[Figure collection entries]
+===+
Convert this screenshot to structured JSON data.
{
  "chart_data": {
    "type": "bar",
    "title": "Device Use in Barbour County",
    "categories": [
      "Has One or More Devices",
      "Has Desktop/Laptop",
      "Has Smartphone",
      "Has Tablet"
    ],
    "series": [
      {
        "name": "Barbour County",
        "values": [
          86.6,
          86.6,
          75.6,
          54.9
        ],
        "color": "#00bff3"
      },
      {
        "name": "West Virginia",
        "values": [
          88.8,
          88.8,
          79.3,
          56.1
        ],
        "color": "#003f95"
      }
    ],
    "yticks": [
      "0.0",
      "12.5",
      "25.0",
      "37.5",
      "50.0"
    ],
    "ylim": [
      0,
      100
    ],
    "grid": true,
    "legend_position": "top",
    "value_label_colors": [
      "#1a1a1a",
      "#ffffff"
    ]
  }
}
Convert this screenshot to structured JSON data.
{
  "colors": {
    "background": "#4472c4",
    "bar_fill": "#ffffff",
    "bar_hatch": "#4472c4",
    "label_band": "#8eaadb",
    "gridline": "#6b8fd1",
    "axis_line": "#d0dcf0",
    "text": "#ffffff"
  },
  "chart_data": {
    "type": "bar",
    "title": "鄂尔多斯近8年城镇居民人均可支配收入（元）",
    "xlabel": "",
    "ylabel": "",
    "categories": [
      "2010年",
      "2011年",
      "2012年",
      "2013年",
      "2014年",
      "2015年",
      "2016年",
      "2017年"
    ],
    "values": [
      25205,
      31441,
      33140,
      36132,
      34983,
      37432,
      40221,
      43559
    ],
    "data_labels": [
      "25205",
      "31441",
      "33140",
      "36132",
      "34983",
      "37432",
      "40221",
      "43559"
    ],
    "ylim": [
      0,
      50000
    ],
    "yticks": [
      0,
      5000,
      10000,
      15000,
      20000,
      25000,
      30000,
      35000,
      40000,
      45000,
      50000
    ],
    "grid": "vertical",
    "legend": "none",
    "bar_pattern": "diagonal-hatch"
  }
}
+===+
From the records above, pull out each line that has "name".

**Answer to the task:**
        "name": "Barbour County",
        "name": "West Virginia",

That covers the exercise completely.